__Instructions to follow__. Copy out exactly the lines from the one containing "Reverse-engineer this chart into JSON." through the end of the records, and no pictures.

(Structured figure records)
▼
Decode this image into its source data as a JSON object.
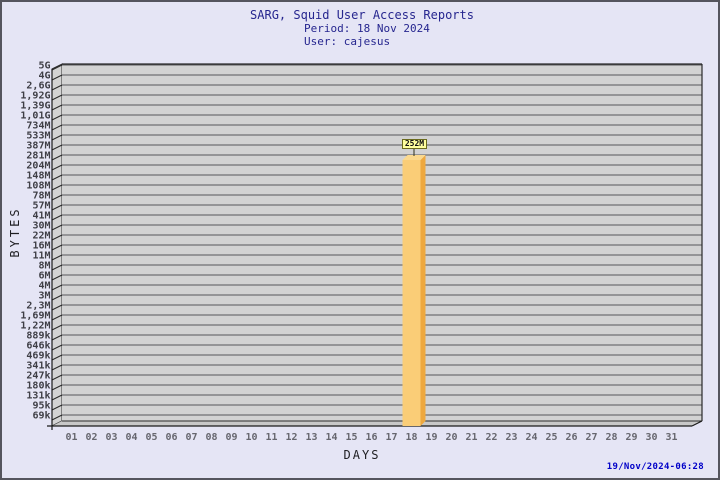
{
  "header": {
    "title": "SARG, Squid User Access Reports",
    "period_line": "Period: 18 Nov 2024",
    "user_line": "User: cajesus"
  },
  "footer": {
    "timestamp": "19/Nov/2024-06:28"
  },
  "chart_data": {
    "type": "bar",
    "title": "SARG, Squid User Access Reports",
    "period": "18 Nov 2024",
    "user": "cajesus",
    "xlabel": "DAYS",
    "ylabel": "BYTES",
    "x_tick_labels": [
      "01",
      "02",
      "03",
      "04",
      "05",
      "06",
      "07",
      "08",
      "09",
      "10",
      "11",
      "12",
      "13",
      "14",
      "15",
      "16",
      "17",
      "18",
      "19",
      "20",
      "21",
      "22",
      "23",
      "24",
      "25",
      "26",
      "27",
      "28",
      "29",
      "30",
      "31"
    ],
    "y_tick_labels": [
      "5G",
      "4G",
      "2,6G",
      "1,92G",
      "1,39G",
      "1,01G",
      "734M",
      "533M",
      "387M",
      "281M",
      "204M",
      "148M",
      "108M",
      "78M",
      "57M",
      "41M",
      "30M",
      "22M",
      "16M",
      "11M",
      "8M",
      "6M",
      "4M",
      "3M",
      "2,3M",
      "1,69M",
      "1,22M",
      "889k",
      "646k",
      "469k",
      "341k",
      "247k",
      "180k",
      "131k",
      "95k",
      "69k"
    ],
    "y_axis_style": "logarithmic-like byte scale, 69k at bottom to 5G at top",
    "bars": [
      {
        "x": "18",
        "label": "252M",
        "approx_bytes": 252000000
      }
    ],
    "legend": null,
    "grid": "horizontal lines on 3D gray panel",
    "timestamp": "19/Nov/2024-06:28",
    "colors": {
      "page_bg": "#E5E5F5",
      "plot_face": "#D3D3D3",
      "plot_floor": "#C8C8C8",
      "grid_line": "#57575B",
      "bar_front": "#FACD77",
      "bar_side": "#EEA83F",
      "bar_top": "#FBD98E",
      "bar_label_bg": "#FFFF9E",
      "title_text": "#26268F",
      "timestamp_text": "#0000C8"
    }
  }
}
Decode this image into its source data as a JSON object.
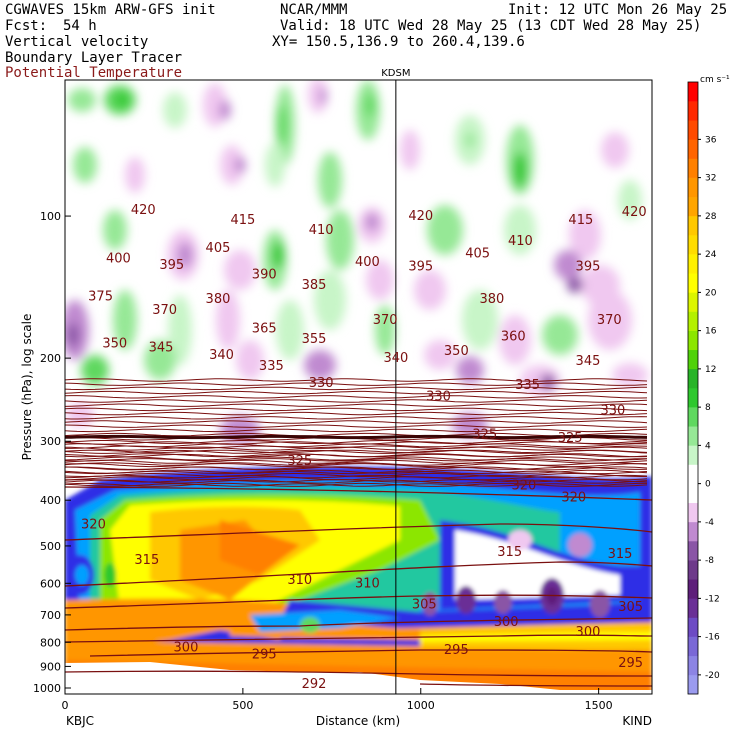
{
  "header": {
    "model": "CGWAVES 15km ARW-GFS init",
    "org": "NCAR/MMM",
    "init": "Init: 12 UTC Mon 26 May 25",
    "fcst_label": "Fcst:",
    "fcst_value": "54 h",
    "valid": "Valid: 18 UTC Wed 28 May 25 (13 CDT Wed 28 May 25)",
    "field1": "Vertical velocity",
    "xy": "XY= 150.5,136.9 to 260.4,139.6",
    "field2": "Boundary Layer Tracer",
    "field3": "Potential Temperature",
    "station_marker": "KDSM",
    "left_station": "KBJC",
    "right_station": "KIND"
  },
  "colors": {
    "theta": "#7a1010",
    "frame": "#000000"
  },
  "chart_data": {
    "type": "heatmap",
    "xlabel": "Distance (km)",
    "ylabel": "Pressure (hPa), log scale",
    "xlim": [
      0,
      1650
    ],
    "ylim": [
      1000,
      50
    ],
    "y_scale": "log",
    "x_ticks": [
      {
        "value": 0,
        "label": "0"
      },
      {
        "value": 500,
        "label": "500"
      },
      {
        "value": 1000,
        "label": "1000"
      },
      {
        "value": 1500,
        "label": "1500"
      }
    ],
    "y_ticks": [
      {
        "value": 100,
        "label": "100"
      },
      {
        "value": 200,
        "label": "200"
      },
      {
        "value": 300,
        "label": "300"
      },
      {
        "value": 400,
        "label": "400"
      },
      {
        "value": 500,
        "label": "500"
      },
      {
        "value": 600,
        "label": "600"
      },
      {
        "value": 700,
        "label": "700"
      },
      {
        "value": 800,
        "label": "800"
      },
      {
        "value": 900,
        "label": "900"
      },
      {
        "value": 1000,
        "label": "1000"
      }
    ],
    "station_marker_x": 930,
    "colorbar": {
      "units": "cm s⁻¹",
      "min": -22,
      "max": 42,
      "levels": [
        {
          "lo": -22,
          "hi": -20,
          "color": "#9b9bef"
        },
        {
          "lo": -20,
          "hi": -18,
          "color": "#8c84e4"
        },
        {
          "lo": -18,
          "hi": -16,
          "color": "#7a68d6"
        },
        {
          "lo": -16,
          "hi": -14,
          "color": "#6d4bc4"
        },
        {
          "lo": -14,
          "hi": -12,
          "color": "#6a2f96"
        },
        {
          "lo": -12,
          "hi": -10,
          "color": "#5e1f7a"
        },
        {
          "lo": -10,
          "hi": -8,
          "color": "#6e3a8a"
        },
        {
          "lo": -8,
          "hi": -6,
          "color": "#8a55a6"
        },
        {
          "lo": -6,
          "hi": -4,
          "color": "#c08ad0"
        },
        {
          "lo": -4,
          "hi": -2,
          "color": "#f0c8f0"
        },
        {
          "lo": -2,
          "hi": 2,
          "color": "#ffffff"
        },
        {
          "lo": 2,
          "hi": 4,
          "color": "#c8f5c8"
        },
        {
          "lo": 4,
          "hi": 6,
          "color": "#96e896"
        },
        {
          "lo": 6,
          "hi": 8,
          "color": "#5fd85f"
        },
        {
          "lo": 8,
          "hi": 10,
          "color": "#2ec82e"
        },
        {
          "lo": 10,
          "hi": 12,
          "color": "#28b428"
        },
        {
          "lo": 12,
          "hi": 14,
          "color": "#50d20a"
        },
        {
          "lo": 14,
          "hi": 16,
          "color": "#8ce600"
        },
        {
          "lo": 16,
          "hi": 18,
          "color": "#b4f000"
        },
        {
          "lo": 18,
          "hi": 20,
          "color": "#dcf500"
        },
        {
          "lo": 20,
          "hi": 22,
          "color": "#ffff00"
        },
        {
          "lo": 22,
          "hi": 24,
          "color": "#fff000"
        },
        {
          "lo": 24,
          "hi": 26,
          "color": "#ffdc00"
        },
        {
          "lo": 26,
          "hi": 28,
          "color": "#ffc800"
        },
        {
          "lo": 28,
          "hi": 30,
          "color": "#ffa500"
        },
        {
          "lo": 30,
          "hi": 32,
          "color": "#ff9600"
        },
        {
          "lo": 32,
          "hi": 34,
          "color": "#ff8000"
        },
        {
          "lo": 34,
          "hi": 36,
          "color": "#ff6400"
        },
        {
          "lo": 36,
          "hi": 38,
          "color": "#ff4a00"
        },
        {
          "lo": 38,
          "hi": 40,
          "color": "#ff2800"
        },
        {
          "lo": 40,
          "hi": 42,
          "color": "#ff0000"
        }
      ],
      "ticks": [
        {
          "value": 36,
          "label": "36"
        },
        {
          "value": 32,
          "label": "32"
        },
        {
          "value": 28,
          "label": "28"
        },
        {
          "value": 24,
          "label": "24"
        },
        {
          "value": 20,
          "label": "20"
        },
        {
          "value": 16,
          "label": "16"
        },
        {
          "value": 12,
          "label": "12"
        },
        {
          "value": 8,
          "label": "8"
        },
        {
          "value": 4,
          "label": "4"
        },
        {
          "value": 0,
          "label": "0"
        },
        {
          "value": -4,
          "label": "-4"
        },
        {
          "value": -8,
          "label": "-8"
        },
        {
          "value": -12,
          "label": "-12"
        },
        {
          "value": -16,
          "label": "-16"
        },
        {
          "value": -20,
          "label": "-20"
        }
      ]
    },
    "theta_labels": [
      {
        "text": "420",
        "x": 220,
        "p": 97
      },
      {
        "text": "415",
        "x": 500,
        "p": 102
      },
      {
        "text": "410",
        "x": 720,
        "p": 107
      },
      {
        "text": "420",
        "x": 1000,
        "p": 100
      },
      {
        "text": "415",
        "x": 1450,
        "p": 102
      },
      {
        "text": "420",
        "x": 1600,
        "p": 98
      },
      {
        "text": "400",
        "x": 150,
        "p": 123
      },
      {
        "text": "395",
        "x": 300,
        "p": 127
      },
      {
        "text": "405",
        "x": 430,
        "p": 117
      },
      {
        "text": "390",
        "x": 560,
        "p": 133
      },
      {
        "text": "385",
        "x": 700,
        "p": 140
      },
      {
        "text": "400",
        "x": 850,
        "p": 125
      },
      {
        "text": "395",
        "x": 1000,
        "p": 128
      },
      {
        "text": "405",
        "x": 1160,
        "p": 120
      },
      {
        "text": "410",
        "x": 1280,
        "p": 113
      },
      {
        "text": "395",
        "x": 1470,
        "p": 128
      },
      {
        "text": "375",
        "x": 100,
        "p": 148
      },
      {
        "text": "370",
        "x": 280,
        "p": 158
      },
      {
        "text": "380",
        "x": 430,
        "p": 150
      },
      {
        "text": "365",
        "x": 560,
        "p": 173
      },
      {
        "text": "370",
        "x": 900,
        "p": 166
      },
      {
        "text": "380",
        "x": 1200,
        "p": 150
      },
      {
        "text": "370",
        "x": 1530,
        "p": 166
      },
      {
        "text": "350",
        "x": 140,
        "p": 186
      },
      {
        "text": "345",
        "x": 270,
        "p": 190
      },
      {
        "text": "340",
        "x": 440,
        "p": 197
      },
      {
        "text": "355",
        "x": 700,
        "p": 182
      },
      {
        "text": "335",
        "x": 580,
        "p": 208
      },
      {
        "text": "340",
        "x": 930,
        "p": 200
      },
      {
        "text": "350",
        "x": 1100,
        "p": 193
      },
      {
        "text": "360",
        "x": 1260,
        "p": 180
      },
      {
        "text": "345",
        "x": 1470,
        "p": 203
      },
      {
        "text": "330",
        "x": 720,
        "p": 226
      },
      {
        "text": "330",
        "x": 1050,
        "p": 241
      },
      {
        "text": "335",
        "x": 1300,
        "p": 228
      },
      {
        "text": "330",
        "x": 1540,
        "p": 258
      },
      {
        "text": "325",
        "x": 660,
        "p": 330
      },
      {
        "text": "325",
        "x": 1180,
        "p": 290
      },
      {
        "text": "325",
        "x": 1420,
        "p": 295
      },
      {
        "text": "320",
        "x": 80,
        "p": 450
      },
      {
        "text": "320",
        "x": 1290,
        "p": 372
      },
      {
        "text": "320",
        "x": 1430,
        "p": 395
      },
      {
        "text": "315",
        "x": 230,
        "p": 535
      },
      {
        "text": "315",
        "x": 1250,
        "p": 515
      },
      {
        "text": "315",
        "x": 1560,
        "p": 520
      },
      {
        "text": "310",
        "x": 660,
        "p": 590
      },
      {
        "text": "310",
        "x": 850,
        "p": 600
      },
      {
        "text": "305",
        "x": 1010,
        "p": 665
      },
      {
        "text": "300",
        "x": 1240,
        "p": 725
      },
      {
        "text": "305",
        "x": 1590,
        "p": 673
      },
      {
        "text": "300",
        "x": 1470,
        "p": 760
      },
      {
        "text": "300",
        "x": 340,
        "p": 820
      },
      {
        "text": "295",
        "x": 560,
        "p": 850
      },
      {
        "text": "295",
        "x": 1100,
        "p": 830
      },
      {
        "text": "295",
        "x": 1590,
        "p": 885
      },
      {
        "text": "292",
        "x": 700,
        "p": 980
      }
    ]
  }
}
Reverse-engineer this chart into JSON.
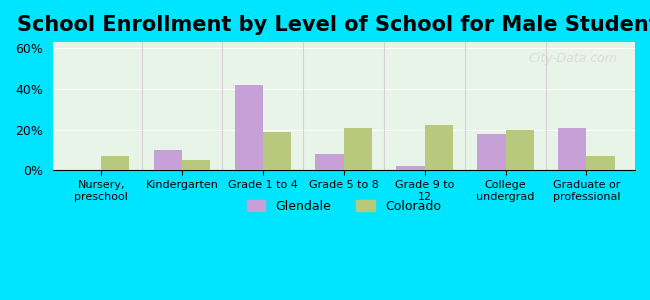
{
  "title": "School Enrollment by Level of School for Male Students",
  "categories": [
    "Nursery,\npreschool",
    "Kindergarten",
    "Grade 1 to 4",
    "Grade 5 to 8",
    "Grade 9 to\n12",
    "College\nundergrad",
    "Graduate or\nprofessional"
  ],
  "glendale": [
    0,
    10,
    42,
    8,
    2,
    18,
    21
  ],
  "colorado": [
    7,
    5,
    19,
    21,
    22,
    20,
    7
  ],
  "glendale_color": "#c8a0d8",
  "colorado_color": "#b8c87c",
  "background_outer": "#00e5ff",
  "background_inner_top": "#e8f4e8",
  "background_inner_bottom": "#f0f8e8",
  "title_fontsize": 15,
  "ylim": [
    0,
    63
  ],
  "yticks": [
    0,
    20,
    40,
    60
  ],
  "ytick_labels": [
    "0%",
    "20%",
    "40%",
    "60%"
  ],
  "legend_labels": [
    "Glendale",
    "Colorado"
  ],
  "bar_width": 0.35,
  "watermark": "City-Data.com"
}
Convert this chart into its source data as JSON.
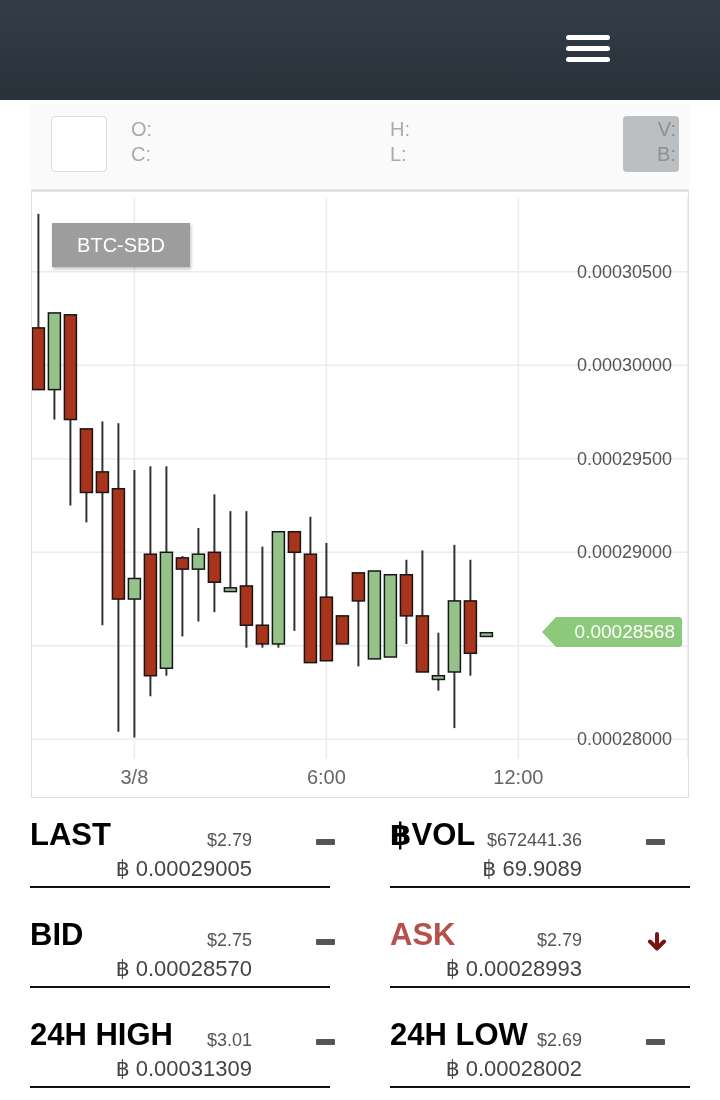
▲
__Finished task__.
Reverse-engineer this chart into JSON.
{
  "title": "School Enrollment by Level of School for Male Students",
  "categories": [
    "Nursery,\npreschool",
    "Kindergarten",
    "Grade 1 to 4",
    "Grade 5 to 8",
    "Grade 9 to\n12",
    "College\nundergrad",
    "Graduate or\nprofessional"
  ],
  "glendale": [
    0,
    10,
    42,
    8,
    2,
    18,
    21
  ],
  "colorado": [
    7,
    5,
    19,
    21,
    22,
    20,
    7
  ],
  "glendale_color": "#c8a0d8",
  "colorado_color": "#b8c87c",
  "background_outer": "#00e5ff",
  "background_inner_top": "#e8f4e8",
  "background_inner_bottom": "#f0f8e8",
  "title_fontsize": 15,
  "ylim": [
    0,
    63
  ],
  "yticks": [
    0,
    20,
    40,
    60
  ],
  "ytick_labels": [
    "0%",
    "20%",
    "40%",
    "60%"
  ],
  "legend_labels": [
    "Glendale",
    "Colorado"
  ],
  "bar_width": 0.35,
  "watermark": "City-Data.com"
}
Convert this chart into its source data as JSON.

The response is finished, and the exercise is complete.